# Task statement
Every record below should be printed exactly as it appears.

# Stored data
◇ ◇ ◇ ◇

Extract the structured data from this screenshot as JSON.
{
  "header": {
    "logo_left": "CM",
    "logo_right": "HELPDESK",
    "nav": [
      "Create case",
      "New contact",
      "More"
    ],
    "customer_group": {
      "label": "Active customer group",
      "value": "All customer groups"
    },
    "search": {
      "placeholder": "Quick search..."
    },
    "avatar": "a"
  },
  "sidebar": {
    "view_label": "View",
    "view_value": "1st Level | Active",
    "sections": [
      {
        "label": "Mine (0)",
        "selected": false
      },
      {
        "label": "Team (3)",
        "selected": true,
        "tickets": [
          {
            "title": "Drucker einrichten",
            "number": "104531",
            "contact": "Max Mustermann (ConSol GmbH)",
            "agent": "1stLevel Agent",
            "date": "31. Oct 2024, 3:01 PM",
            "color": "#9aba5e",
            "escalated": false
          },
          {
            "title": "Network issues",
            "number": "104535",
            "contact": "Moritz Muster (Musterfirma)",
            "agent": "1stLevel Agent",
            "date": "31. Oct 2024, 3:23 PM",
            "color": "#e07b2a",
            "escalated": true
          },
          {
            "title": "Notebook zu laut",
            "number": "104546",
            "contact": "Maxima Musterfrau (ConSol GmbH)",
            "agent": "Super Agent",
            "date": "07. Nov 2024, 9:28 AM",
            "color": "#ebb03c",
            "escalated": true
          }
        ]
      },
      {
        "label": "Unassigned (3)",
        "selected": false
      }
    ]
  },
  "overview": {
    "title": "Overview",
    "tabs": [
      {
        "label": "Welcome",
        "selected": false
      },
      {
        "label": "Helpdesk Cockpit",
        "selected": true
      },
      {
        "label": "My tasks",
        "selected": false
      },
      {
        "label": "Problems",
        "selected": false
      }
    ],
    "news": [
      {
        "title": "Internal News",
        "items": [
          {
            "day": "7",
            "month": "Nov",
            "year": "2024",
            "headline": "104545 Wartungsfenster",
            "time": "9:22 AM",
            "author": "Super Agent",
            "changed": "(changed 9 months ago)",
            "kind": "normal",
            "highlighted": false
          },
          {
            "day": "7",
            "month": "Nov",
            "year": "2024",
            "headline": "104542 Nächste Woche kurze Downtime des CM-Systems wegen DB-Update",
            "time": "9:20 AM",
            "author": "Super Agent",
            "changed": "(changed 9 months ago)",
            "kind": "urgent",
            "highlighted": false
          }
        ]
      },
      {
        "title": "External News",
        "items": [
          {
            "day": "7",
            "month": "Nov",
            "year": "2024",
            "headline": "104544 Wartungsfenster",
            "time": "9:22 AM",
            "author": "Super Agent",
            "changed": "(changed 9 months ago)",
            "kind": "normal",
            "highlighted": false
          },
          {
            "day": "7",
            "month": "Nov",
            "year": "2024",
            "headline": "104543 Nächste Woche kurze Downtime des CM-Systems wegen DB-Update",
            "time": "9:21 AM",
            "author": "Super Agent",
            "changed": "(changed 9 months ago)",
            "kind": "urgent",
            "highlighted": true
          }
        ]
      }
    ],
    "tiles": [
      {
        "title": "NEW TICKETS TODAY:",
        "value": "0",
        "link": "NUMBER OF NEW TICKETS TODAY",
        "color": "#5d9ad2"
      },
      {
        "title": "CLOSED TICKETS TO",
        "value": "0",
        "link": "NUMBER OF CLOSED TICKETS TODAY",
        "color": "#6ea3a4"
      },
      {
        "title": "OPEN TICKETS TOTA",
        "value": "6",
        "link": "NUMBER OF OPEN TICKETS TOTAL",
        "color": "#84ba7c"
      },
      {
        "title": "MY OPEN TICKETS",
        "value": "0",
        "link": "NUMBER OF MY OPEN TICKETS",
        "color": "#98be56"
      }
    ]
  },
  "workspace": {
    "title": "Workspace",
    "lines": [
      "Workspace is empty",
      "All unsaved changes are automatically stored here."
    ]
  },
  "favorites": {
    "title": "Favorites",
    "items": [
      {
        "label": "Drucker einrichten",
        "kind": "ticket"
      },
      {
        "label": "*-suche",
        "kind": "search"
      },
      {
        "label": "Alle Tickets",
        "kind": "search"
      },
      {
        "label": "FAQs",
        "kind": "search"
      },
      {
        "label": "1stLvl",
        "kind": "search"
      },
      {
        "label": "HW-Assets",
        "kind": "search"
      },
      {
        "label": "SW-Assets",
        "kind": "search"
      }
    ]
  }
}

◇ ◇ ◇ ◇

# Full output
Extract the structured data from this screenshot as JSON.
{
  "header": {
    "logo_left": "CM",
    "logo_right": "HELPDESK",
    "nav": [
      "Create case",
      "New contact",
      "More"
    ],
    "customer_group": {
      "label": "Active customer group",
      "value": "All customer groups"
    },
    "search": {
      "placeholder": "Quick search..."
    },
    "avatar": "a"
  },
  "sidebar": {
    "view_label": "View",
    "view_value": "1st Level | Active",
    "sections": [
      {
        "label": "Mine (0)",
        "selected": false
      },
      {
        "label": "Team (3)",
        "selected": true,
        "tickets": [
          {
            "title": "Drucker einrichten",
            "number": "104531",
            "contact": "Max Mustermann (ConSol GmbH)",
            "agent": "1stLevel Agent",
            "date": "31. Oct 2024, 3:01 PM",
            "color": "#9aba5e",
            "escalated": false
          },
          {
            "title": "Network issues",
            "number": "104535",
            "contact": "Moritz Muster (Musterfirma)",
            "agent": "1stLevel Agent",
            "date": "31. Oct 2024, 3:23 PM",
            "color": "#e07b2a",
            "escalated": true
          },
          {
            "title": "Notebook zu laut",
            "number": "104546",
            "contact": "Maxima Musterfrau (ConSol GmbH)",
            "agent": "Super Agent",
            "date": "07. Nov 2024, 9:28 AM",
            "color": "#ebb03c",
            "escalated": true
          }
        ]
      },
      {
        "label": "Unassigned (3)",
        "selected": false
      }
    ]
  },
  "overview": {
    "title": "Overview",
    "tabs": [
      {
        "label": "Welcome",
        "selected": false
      },
      {
        "label": "Helpdesk Cockpit",
        "selected": true
      },
      {
        "label": "My tasks",
        "selected": false
      },
      {
        "label": "Problems",
        "selected": false
      }
    ],
    "news": [
      {
        "title": "Internal News",
        "items": [
          {
            "day": "7",
            "month": "Nov",
            "year": "2024",
            "headline": "104545 Wartungsfenster",
            "time": "9:22 AM",
            "author": "Super Agent",
            "changed": "(changed 9 months ago)",
            "kind": "normal",
            "highlighted": false
          },
          {
            "day": "7",
            "month": "Nov",
            "year": "2024",
            "headline": "104542 Nächste Woche kurze Downtime des CM-Systems wegen DB-Update",
            "time": "9:20 AM",
            "author": "Super Agent",
            "changed": "(changed 9 months ago)",
            "kind": "urgent",
            "highlighted": false
          }
        ]
      },
      {
        "title": "External News",
        "items": [
          {
            "day": "7",
            "month": "Nov",
            "year": "2024",
            "headline": "104544 Wartungsfenster",
            "time": "9:22 AM",
            "author": "Super Agent",
            "changed": "(changed 9 months ago)",
            "kind": "normal",
            "highlighted": false
          },
          {
            "day": "7",
            "month": "Nov",
            "year": "2024",
            "headline": "104543 Nächste Woche kurze Downtime des CM-Systems wegen DB-Update",
            "time": "9:21 AM",
            "author": "Super Agent",
            "changed": "(changed 9 months ago)",
            "kind": "urgent",
            "highlighted": true
          }
        ]
      }
    ],
    "tiles": [
      {
        "title": "NEW TICKETS TODAY:",
        "value": "0",
        "link": "NUMBER OF NEW TICKETS TODAY",
        "color": "#5d9ad2"
      },
      {
        "title": "CLOSED TICKETS TO",
        "value": "0",
        "link": "NUMBER OF CLOSED TICKETS TODAY",
        "color": "#6ea3a4"
      },
      {
        "title": "OPEN TICKETS TOTA",
        "value": "6",
        "link": "NUMBER OF OPEN TICKETS TOTAL",
        "color": "#84ba7c"
      },
      {
        "title": "MY OPEN TICKETS",
        "value": "0",
        "link": "NUMBER OF MY OPEN TICKETS",
        "color": "#98be56"
      }
    ]
  },
  "workspace": {
    "title": "Workspace",
    "lines": [
      "Workspace is empty",
      "All unsaved changes are automatically stored here."
    ]
  },
  "favorites": {
    "title": "Favorites",
    "items": [
      {
        "label": "Drucker einrichten",
        "kind": "ticket"
      },
      {
        "label": "*-suche",
        "kind": "search"
      },
      {
        "label": "Alle Tickets",
        "kind": "search"
      },
      {
        "label": "FAQs",
        "kind": "search"
      },
      {
        "label": "1stLvl",
        "kind": "search"
      },
      {
        "label": "HW-Assets",
        "kind": "search"
      },
      {
        "label": "SW-Assets",
        "kind": "search"
      }
    ]
  }
}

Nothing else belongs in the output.